Exercise objective -> The reading text on describing functions names what is enough to specify a function. List each of those things.

Reading text ->
───
In Tao's Analysis I, one of the ways that a function can be described is as follows:

$f: X \to Y$

$f: x \mapsto f(x) = \text{ specific rule }$ (e.g. $f(x) = 2x$)

That is to say, a function can be sufficiently described by providing a domain, codomain, and a specific mapping rule.

While working through book exercises, I am running into situations where I do not yet know if a desired codomain is actually a set, and therefore I am reluctant to define functions that would otherwise help me with proofs.

For example, let's say that I need to prove some set $Y$ exists (i.e. at the start, I do not know if $Y$ is a set), but I know that all "would-be" elements of $Y$, as individual objects, certainly exist. There are times where it would be very useful for me to describe functions that map elements of a known set $X$ to these "extant" would-be elements of $Y$. However, in order to use this function, I first need to know that $Y$ exists as a set; otherwise, I do not have a codomain and cannot define the function!
───
Dataset ->
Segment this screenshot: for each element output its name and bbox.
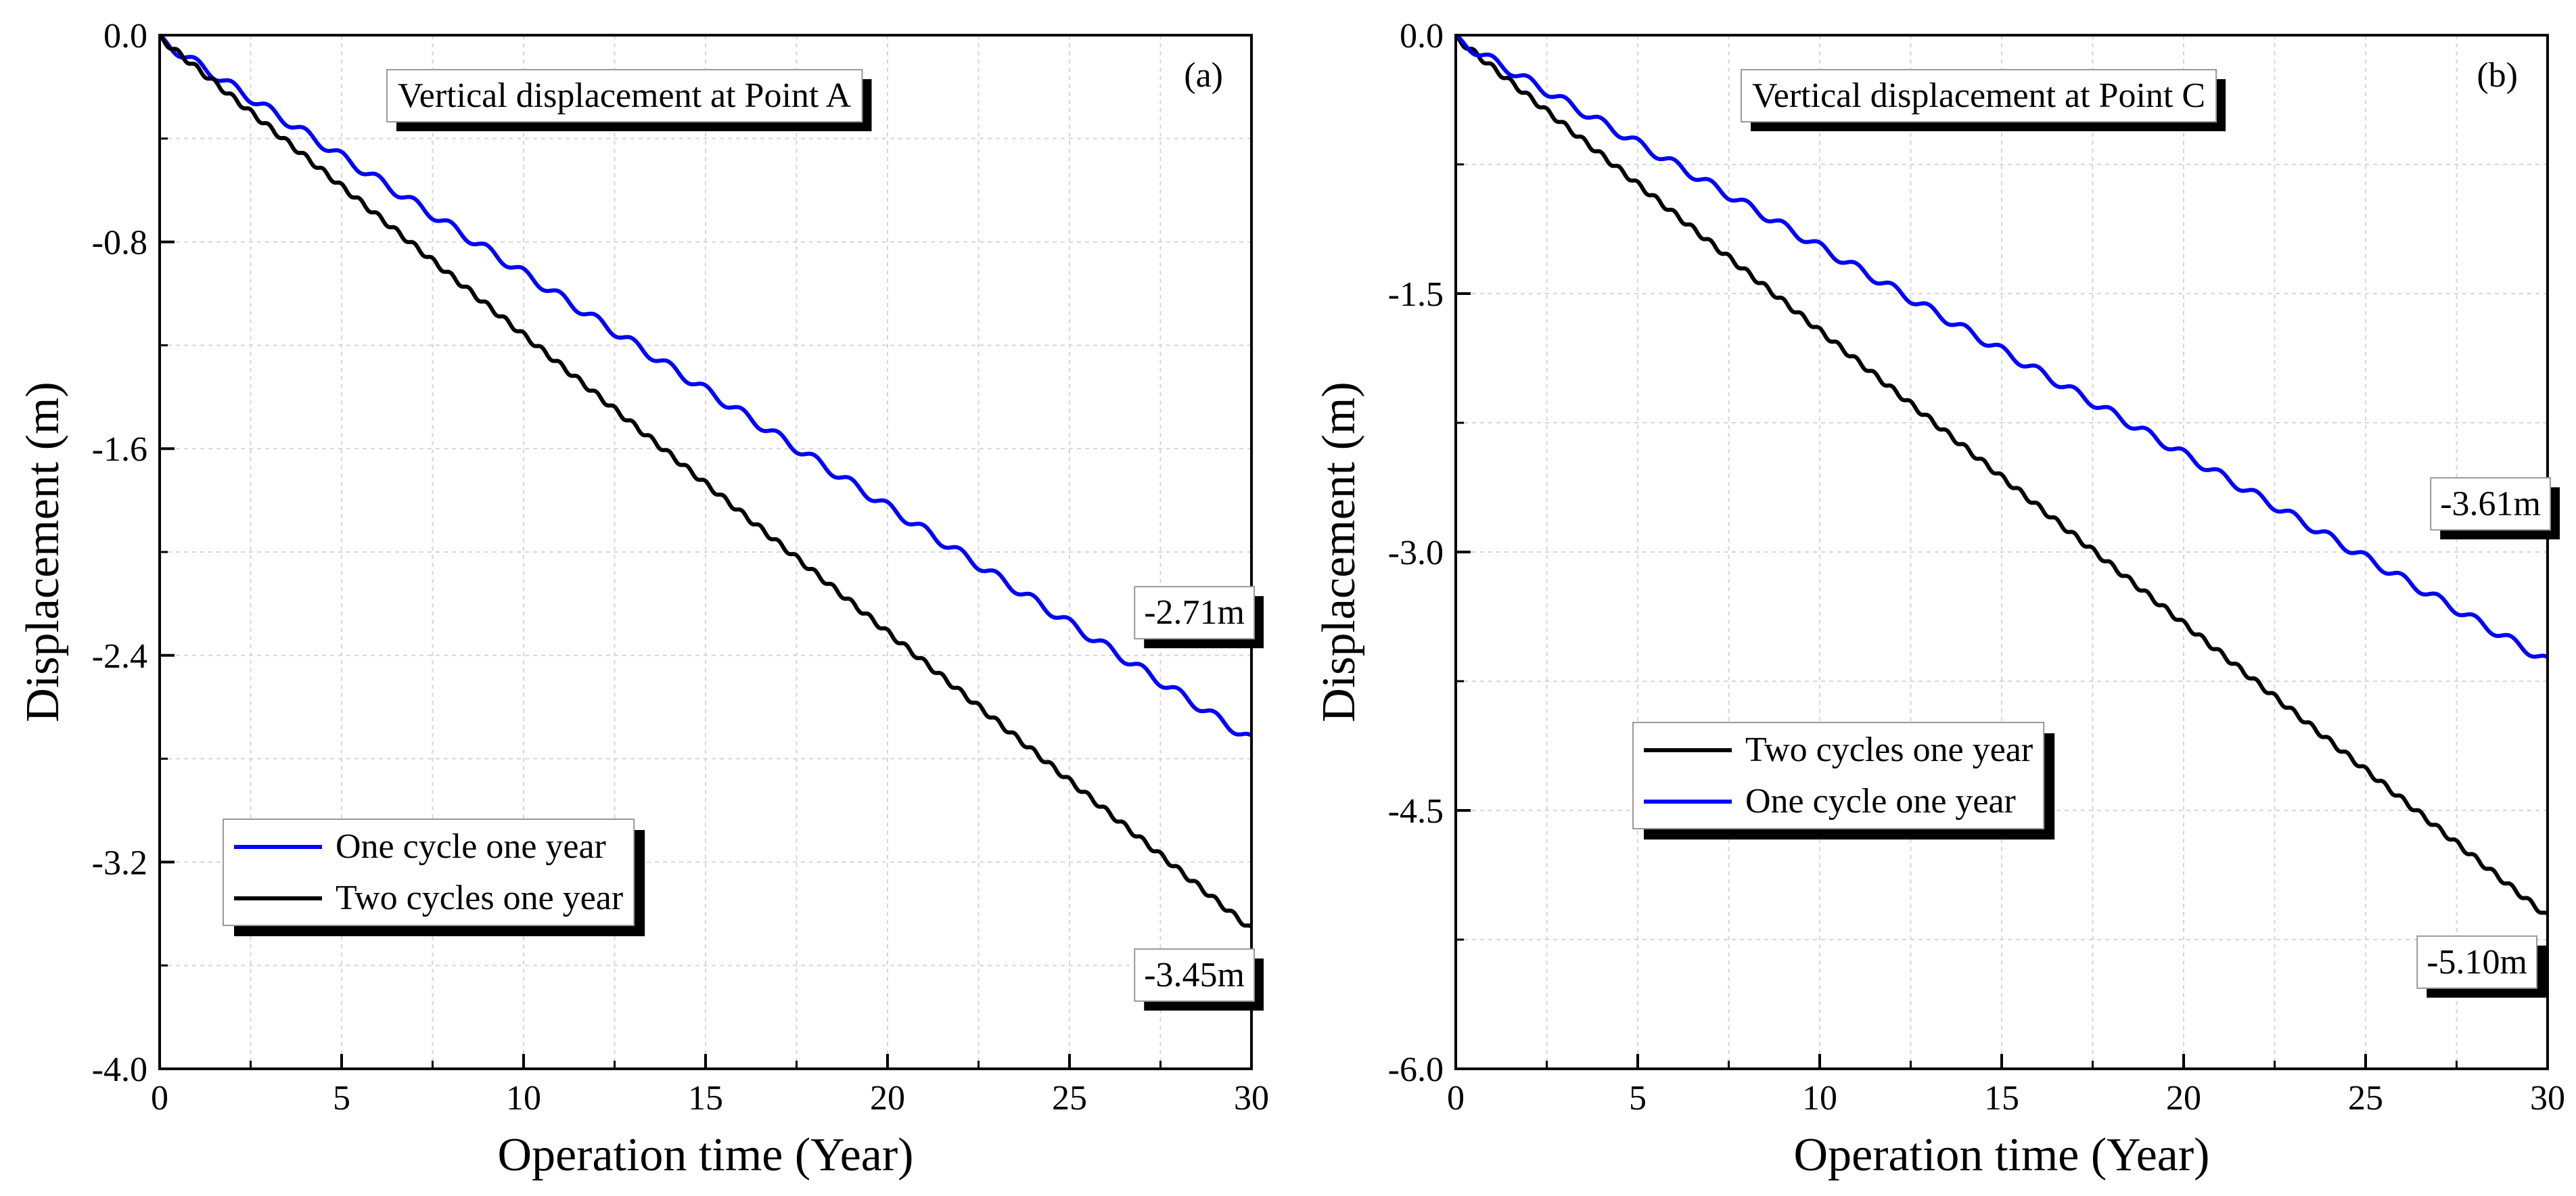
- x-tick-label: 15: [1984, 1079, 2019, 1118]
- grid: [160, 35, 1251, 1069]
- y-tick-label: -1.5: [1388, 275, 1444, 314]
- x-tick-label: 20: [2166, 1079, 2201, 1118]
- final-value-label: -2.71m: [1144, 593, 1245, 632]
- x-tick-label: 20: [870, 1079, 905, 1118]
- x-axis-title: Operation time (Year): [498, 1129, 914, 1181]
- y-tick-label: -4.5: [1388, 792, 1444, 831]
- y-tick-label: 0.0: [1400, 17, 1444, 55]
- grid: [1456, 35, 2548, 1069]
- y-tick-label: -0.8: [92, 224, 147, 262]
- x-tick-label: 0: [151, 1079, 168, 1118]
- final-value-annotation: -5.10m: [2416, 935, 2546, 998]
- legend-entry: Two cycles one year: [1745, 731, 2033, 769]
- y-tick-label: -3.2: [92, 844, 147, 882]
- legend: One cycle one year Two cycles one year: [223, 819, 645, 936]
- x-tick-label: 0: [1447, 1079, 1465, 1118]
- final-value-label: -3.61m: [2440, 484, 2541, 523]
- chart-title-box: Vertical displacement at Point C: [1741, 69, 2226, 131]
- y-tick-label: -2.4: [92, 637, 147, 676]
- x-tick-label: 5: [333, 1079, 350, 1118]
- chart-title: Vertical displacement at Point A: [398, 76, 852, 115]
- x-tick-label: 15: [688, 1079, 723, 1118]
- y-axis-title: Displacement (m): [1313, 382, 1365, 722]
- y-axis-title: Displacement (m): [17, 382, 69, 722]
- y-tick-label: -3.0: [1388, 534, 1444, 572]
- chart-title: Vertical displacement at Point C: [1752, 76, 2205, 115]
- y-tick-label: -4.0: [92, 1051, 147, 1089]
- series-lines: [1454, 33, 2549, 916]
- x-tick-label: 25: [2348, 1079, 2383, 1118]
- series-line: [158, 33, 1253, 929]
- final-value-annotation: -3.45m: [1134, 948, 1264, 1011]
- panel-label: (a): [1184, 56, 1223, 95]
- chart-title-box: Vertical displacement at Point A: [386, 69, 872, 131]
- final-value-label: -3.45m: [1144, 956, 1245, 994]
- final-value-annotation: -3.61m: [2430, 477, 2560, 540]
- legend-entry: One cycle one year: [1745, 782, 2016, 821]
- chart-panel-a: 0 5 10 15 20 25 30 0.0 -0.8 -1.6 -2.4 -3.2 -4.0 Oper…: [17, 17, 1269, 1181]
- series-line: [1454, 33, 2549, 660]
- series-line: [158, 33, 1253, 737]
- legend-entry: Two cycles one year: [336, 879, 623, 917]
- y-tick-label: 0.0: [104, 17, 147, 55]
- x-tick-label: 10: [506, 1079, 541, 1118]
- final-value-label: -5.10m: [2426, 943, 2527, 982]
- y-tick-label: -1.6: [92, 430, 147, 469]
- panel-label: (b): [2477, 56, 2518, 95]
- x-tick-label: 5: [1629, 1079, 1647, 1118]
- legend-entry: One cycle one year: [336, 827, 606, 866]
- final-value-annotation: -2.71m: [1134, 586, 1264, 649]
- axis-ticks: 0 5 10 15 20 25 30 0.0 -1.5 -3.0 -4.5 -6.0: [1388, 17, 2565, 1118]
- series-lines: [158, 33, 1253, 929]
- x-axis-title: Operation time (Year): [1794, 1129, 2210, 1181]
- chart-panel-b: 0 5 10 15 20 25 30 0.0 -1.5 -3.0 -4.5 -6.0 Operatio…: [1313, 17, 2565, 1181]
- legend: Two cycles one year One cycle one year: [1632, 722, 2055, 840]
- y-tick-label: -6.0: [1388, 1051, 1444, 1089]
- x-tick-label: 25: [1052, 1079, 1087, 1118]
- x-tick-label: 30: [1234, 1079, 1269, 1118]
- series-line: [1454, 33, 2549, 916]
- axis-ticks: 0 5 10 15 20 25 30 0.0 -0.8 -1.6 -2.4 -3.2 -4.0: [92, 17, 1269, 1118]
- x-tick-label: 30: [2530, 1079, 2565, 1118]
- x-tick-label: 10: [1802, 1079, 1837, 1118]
───
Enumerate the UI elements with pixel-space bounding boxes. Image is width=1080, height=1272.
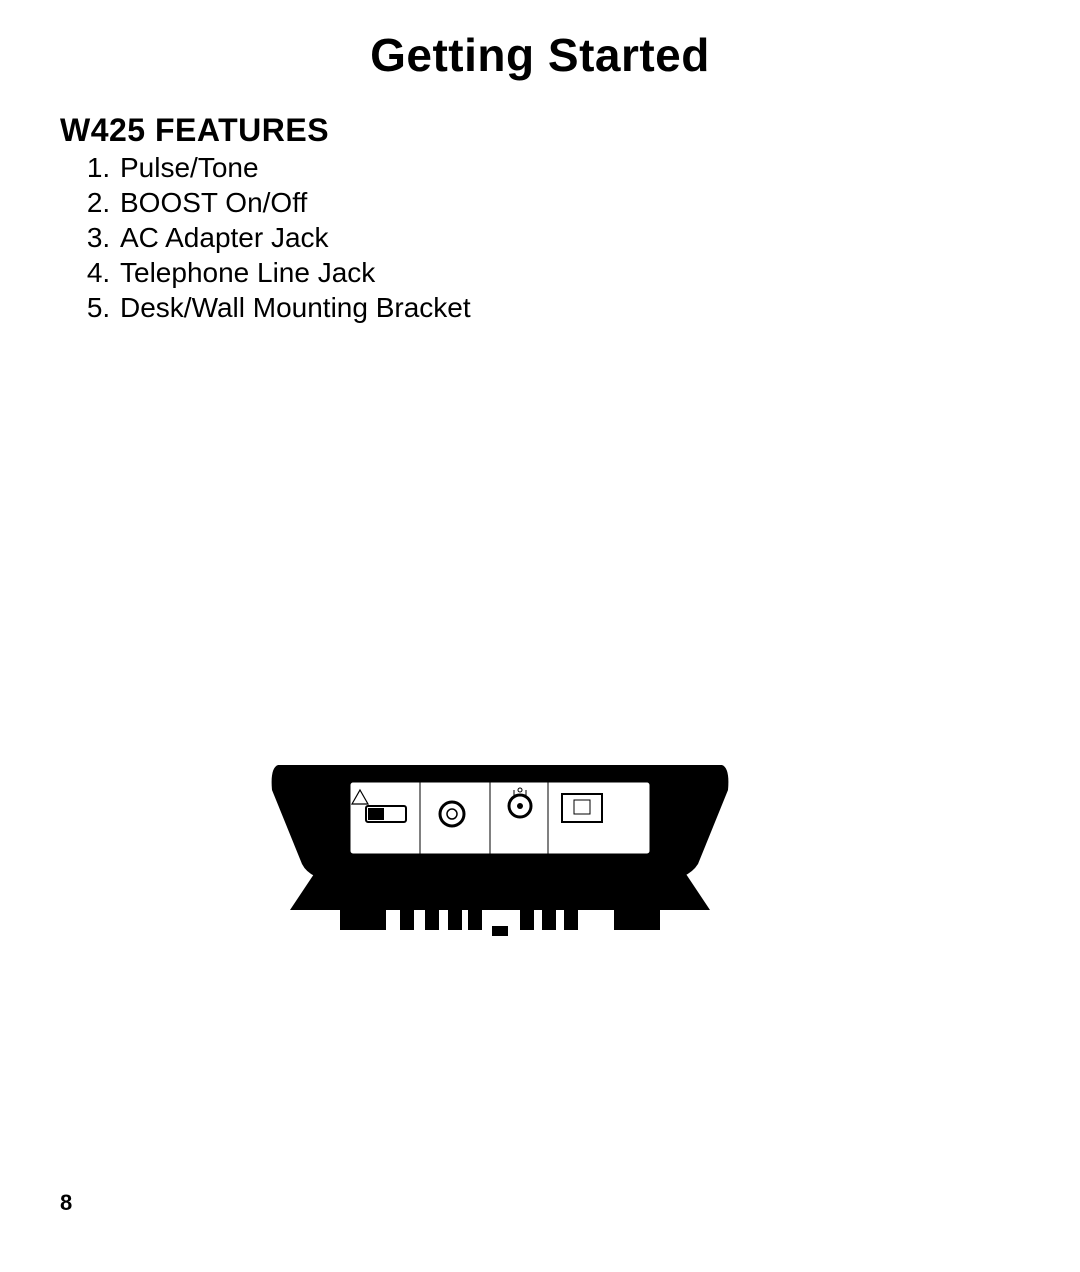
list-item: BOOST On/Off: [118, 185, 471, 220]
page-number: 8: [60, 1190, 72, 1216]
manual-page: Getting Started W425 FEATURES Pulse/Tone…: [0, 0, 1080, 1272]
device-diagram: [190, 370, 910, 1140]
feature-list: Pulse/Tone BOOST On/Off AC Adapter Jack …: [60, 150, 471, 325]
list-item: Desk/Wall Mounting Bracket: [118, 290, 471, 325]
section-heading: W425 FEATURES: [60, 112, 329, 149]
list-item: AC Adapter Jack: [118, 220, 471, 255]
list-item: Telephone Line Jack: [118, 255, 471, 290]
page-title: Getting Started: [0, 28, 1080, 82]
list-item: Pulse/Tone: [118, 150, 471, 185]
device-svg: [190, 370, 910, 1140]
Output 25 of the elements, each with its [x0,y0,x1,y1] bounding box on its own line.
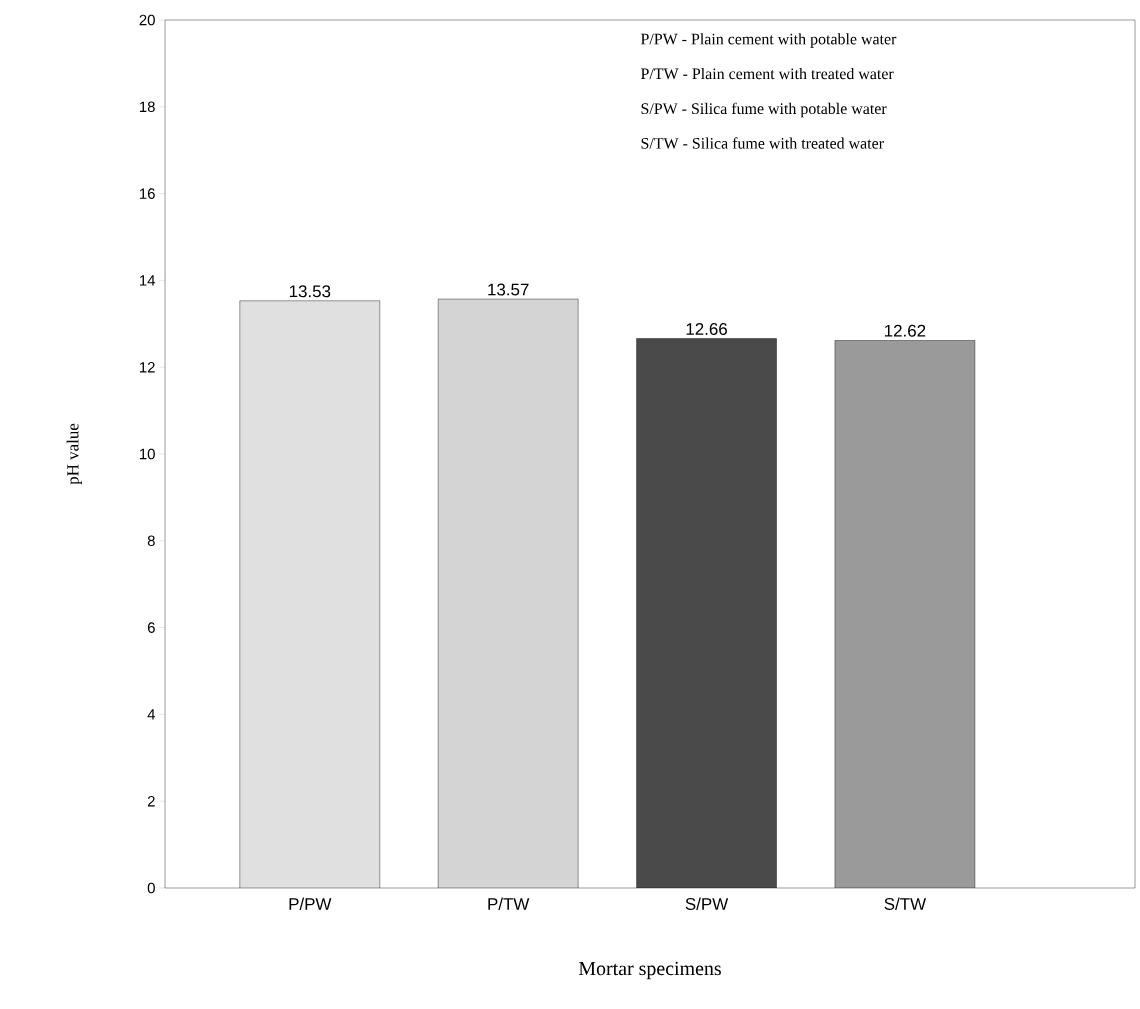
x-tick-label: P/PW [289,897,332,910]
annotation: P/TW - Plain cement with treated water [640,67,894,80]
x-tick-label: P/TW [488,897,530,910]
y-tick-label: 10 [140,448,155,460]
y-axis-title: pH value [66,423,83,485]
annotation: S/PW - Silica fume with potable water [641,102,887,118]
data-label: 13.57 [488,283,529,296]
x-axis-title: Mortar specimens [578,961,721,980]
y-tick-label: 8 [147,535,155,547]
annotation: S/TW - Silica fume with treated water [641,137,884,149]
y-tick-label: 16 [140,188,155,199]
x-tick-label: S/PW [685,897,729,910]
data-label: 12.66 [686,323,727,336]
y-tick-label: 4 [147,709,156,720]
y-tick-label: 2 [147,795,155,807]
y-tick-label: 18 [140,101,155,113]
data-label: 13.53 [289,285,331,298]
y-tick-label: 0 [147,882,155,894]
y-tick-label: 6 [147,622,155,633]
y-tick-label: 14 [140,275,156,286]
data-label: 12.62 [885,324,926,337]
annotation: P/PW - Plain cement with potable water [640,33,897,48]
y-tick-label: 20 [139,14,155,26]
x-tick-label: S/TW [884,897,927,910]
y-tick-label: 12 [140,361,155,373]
───
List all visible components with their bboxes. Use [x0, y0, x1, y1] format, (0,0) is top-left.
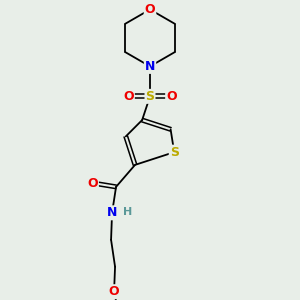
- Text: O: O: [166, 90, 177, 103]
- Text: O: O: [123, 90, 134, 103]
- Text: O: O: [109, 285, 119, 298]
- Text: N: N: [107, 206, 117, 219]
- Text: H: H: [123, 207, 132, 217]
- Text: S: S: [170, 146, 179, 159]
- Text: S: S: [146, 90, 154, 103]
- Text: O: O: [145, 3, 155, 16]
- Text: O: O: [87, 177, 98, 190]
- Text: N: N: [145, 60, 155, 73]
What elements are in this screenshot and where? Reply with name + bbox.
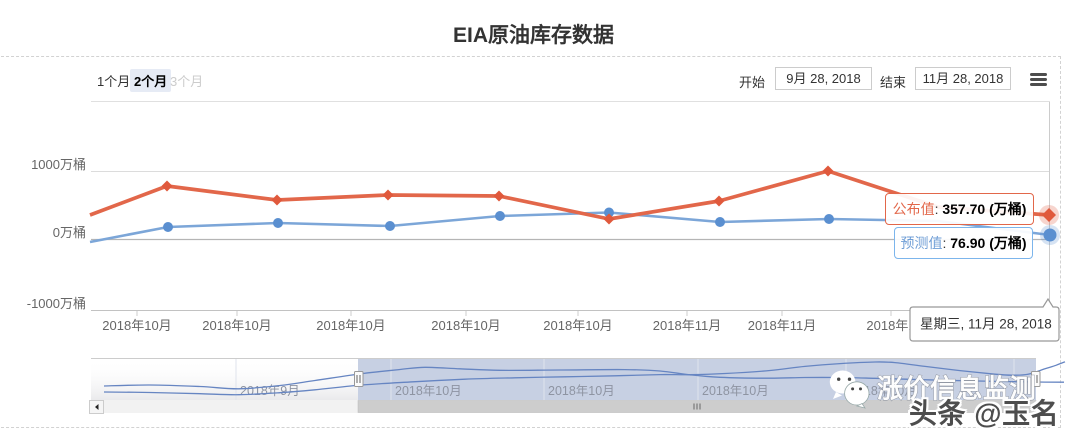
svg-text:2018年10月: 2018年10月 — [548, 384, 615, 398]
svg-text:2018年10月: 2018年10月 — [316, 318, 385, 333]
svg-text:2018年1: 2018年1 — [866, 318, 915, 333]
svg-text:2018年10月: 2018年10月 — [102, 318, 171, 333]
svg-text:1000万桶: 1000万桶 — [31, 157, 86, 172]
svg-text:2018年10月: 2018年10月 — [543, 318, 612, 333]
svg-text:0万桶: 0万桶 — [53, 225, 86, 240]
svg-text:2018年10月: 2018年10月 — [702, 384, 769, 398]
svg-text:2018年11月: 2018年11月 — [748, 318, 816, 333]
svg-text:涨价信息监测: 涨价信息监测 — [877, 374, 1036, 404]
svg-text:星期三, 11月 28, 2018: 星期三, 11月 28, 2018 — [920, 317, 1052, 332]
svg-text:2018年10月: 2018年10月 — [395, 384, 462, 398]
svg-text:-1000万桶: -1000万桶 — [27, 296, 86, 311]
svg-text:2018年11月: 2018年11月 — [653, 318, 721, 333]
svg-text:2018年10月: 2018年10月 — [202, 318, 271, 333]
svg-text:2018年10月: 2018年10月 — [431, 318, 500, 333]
───
Completed task -> Domain, codomain, and specific mapping rule.